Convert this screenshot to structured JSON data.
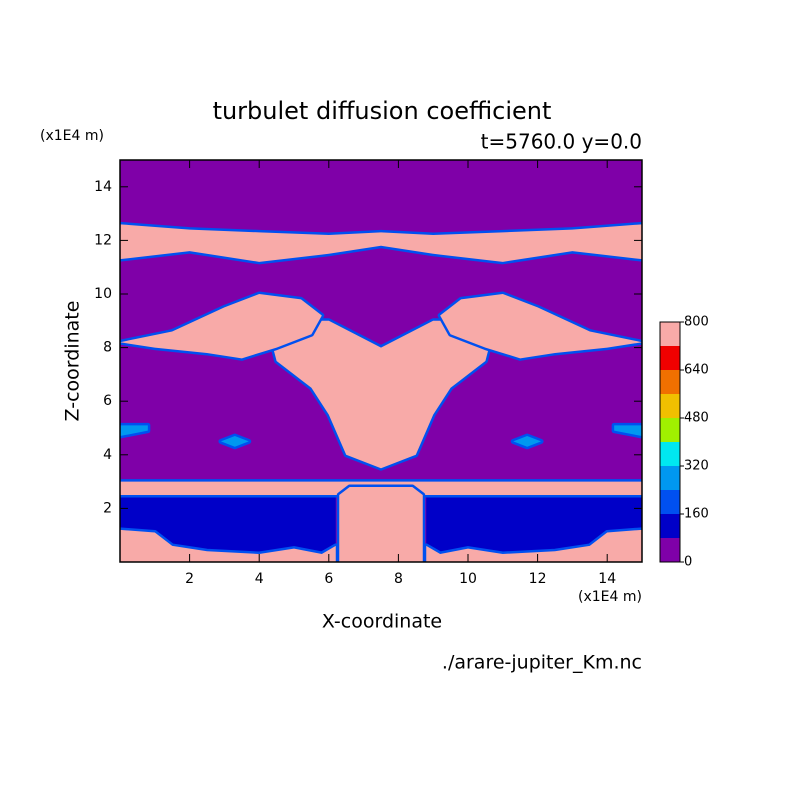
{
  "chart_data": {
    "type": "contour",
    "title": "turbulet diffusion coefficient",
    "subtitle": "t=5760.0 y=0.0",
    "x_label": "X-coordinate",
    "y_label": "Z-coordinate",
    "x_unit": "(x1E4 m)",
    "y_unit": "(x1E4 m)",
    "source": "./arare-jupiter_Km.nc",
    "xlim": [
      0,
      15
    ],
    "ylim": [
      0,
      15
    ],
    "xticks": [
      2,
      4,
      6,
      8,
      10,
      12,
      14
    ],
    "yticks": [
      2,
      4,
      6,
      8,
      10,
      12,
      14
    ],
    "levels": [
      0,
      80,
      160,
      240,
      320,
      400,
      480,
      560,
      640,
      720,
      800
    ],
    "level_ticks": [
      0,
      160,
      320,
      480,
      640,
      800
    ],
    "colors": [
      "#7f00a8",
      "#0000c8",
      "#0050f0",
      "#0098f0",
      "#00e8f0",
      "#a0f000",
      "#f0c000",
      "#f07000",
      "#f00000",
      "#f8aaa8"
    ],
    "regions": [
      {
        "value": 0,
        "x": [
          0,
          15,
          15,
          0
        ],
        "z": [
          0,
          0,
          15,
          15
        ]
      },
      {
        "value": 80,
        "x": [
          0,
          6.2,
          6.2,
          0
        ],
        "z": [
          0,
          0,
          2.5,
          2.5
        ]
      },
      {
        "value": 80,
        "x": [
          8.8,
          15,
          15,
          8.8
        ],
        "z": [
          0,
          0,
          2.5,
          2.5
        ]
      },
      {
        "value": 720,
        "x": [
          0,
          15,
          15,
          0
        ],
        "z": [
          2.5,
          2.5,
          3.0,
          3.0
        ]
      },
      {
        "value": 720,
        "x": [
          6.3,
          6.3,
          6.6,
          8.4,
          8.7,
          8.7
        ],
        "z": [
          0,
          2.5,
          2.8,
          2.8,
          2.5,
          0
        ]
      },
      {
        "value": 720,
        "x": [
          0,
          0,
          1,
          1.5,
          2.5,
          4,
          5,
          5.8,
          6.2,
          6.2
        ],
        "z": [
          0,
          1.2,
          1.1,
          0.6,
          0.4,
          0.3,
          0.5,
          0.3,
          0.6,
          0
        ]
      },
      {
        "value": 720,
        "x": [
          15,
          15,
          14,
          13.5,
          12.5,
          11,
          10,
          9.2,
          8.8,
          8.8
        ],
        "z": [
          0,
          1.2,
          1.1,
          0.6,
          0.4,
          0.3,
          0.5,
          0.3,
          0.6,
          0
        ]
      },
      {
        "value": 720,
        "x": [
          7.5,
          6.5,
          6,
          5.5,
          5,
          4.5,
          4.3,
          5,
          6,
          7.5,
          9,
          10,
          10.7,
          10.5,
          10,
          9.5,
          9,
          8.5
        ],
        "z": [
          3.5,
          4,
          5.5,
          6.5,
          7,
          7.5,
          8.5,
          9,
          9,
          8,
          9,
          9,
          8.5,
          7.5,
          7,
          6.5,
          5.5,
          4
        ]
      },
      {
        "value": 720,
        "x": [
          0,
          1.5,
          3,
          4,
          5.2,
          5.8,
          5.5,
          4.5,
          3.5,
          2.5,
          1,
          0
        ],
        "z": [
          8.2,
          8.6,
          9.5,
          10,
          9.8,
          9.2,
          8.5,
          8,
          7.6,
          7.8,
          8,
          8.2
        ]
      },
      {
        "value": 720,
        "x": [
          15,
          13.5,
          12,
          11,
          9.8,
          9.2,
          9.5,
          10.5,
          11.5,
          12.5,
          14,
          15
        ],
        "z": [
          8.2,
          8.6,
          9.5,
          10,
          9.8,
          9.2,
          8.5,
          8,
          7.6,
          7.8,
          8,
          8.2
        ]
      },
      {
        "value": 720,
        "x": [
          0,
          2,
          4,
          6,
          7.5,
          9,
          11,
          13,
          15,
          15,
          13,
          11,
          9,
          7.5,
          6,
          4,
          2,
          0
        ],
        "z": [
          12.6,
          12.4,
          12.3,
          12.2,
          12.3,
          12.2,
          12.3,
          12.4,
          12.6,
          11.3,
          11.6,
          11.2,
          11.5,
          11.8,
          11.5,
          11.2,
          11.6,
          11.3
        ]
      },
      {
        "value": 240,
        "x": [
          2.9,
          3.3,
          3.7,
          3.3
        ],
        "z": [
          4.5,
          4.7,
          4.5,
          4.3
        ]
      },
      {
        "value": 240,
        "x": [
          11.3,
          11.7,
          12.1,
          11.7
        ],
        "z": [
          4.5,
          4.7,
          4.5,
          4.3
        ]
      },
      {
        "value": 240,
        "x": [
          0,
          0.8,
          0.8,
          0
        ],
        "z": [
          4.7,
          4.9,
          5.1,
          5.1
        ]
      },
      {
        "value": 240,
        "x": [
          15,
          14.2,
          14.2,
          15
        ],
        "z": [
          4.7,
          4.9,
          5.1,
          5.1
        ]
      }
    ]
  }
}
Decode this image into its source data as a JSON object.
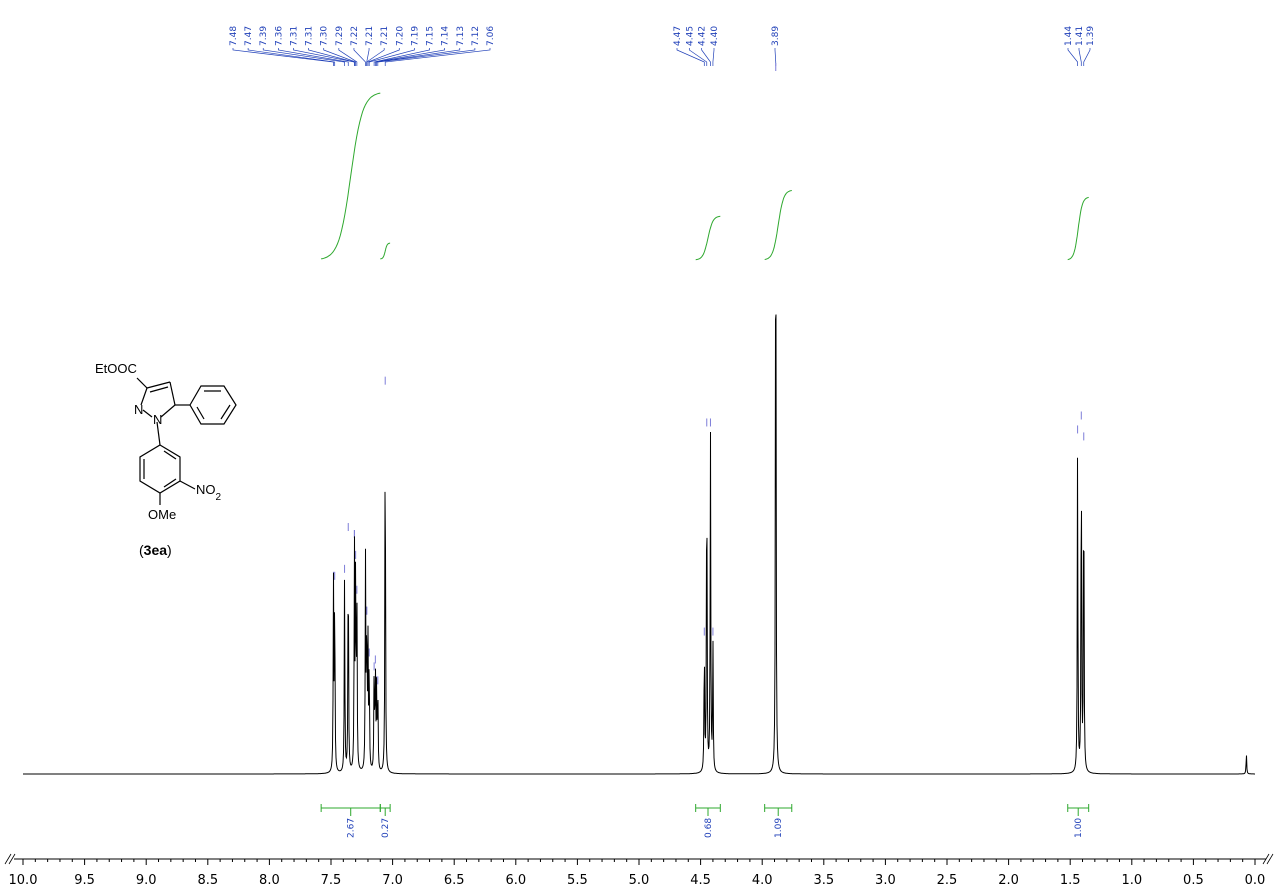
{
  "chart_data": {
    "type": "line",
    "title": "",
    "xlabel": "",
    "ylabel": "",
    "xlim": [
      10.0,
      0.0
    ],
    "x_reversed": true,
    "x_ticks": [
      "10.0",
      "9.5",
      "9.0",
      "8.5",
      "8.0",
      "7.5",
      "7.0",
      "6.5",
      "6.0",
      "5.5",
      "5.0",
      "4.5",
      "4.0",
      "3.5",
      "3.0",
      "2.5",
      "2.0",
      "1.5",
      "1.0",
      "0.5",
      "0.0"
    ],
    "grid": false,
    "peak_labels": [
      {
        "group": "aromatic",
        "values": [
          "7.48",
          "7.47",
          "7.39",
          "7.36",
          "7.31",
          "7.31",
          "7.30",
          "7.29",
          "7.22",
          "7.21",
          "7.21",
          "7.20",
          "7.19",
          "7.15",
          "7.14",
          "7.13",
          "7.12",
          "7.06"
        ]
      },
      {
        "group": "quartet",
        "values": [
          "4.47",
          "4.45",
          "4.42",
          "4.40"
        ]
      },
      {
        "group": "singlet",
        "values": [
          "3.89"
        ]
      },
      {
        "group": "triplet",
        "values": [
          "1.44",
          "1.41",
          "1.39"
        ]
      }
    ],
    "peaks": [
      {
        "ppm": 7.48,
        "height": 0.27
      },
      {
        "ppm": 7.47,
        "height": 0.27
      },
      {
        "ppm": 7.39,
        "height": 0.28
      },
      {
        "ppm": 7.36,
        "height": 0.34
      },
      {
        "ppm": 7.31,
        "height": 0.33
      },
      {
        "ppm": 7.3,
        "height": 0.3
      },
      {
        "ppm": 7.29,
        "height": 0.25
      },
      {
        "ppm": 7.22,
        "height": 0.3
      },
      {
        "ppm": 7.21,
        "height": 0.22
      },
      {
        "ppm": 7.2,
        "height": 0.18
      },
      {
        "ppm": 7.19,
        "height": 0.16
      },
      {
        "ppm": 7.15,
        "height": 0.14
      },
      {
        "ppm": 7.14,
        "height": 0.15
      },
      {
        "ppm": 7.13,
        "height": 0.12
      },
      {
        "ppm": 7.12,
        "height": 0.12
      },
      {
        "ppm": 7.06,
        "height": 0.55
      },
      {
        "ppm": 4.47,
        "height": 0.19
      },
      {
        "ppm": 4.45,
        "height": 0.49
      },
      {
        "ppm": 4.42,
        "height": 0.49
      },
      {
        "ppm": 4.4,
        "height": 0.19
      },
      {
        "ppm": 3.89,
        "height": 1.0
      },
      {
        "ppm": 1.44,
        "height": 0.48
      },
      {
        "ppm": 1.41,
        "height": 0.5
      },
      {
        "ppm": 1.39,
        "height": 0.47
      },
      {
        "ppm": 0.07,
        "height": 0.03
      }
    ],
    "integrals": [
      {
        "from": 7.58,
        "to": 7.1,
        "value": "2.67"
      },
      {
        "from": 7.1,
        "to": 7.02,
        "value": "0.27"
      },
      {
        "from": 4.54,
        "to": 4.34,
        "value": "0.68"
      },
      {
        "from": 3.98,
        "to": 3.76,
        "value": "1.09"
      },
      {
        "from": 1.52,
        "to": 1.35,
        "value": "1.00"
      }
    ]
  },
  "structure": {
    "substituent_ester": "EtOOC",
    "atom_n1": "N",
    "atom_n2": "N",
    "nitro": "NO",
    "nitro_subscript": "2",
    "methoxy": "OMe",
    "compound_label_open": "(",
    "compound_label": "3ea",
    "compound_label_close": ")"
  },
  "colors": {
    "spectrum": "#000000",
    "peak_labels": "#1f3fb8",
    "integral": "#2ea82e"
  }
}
========================
- [Given problem] Each line of the material above either contains the word "coordinate" or does not; state how many do, and nothing else.

- [Task answer] 2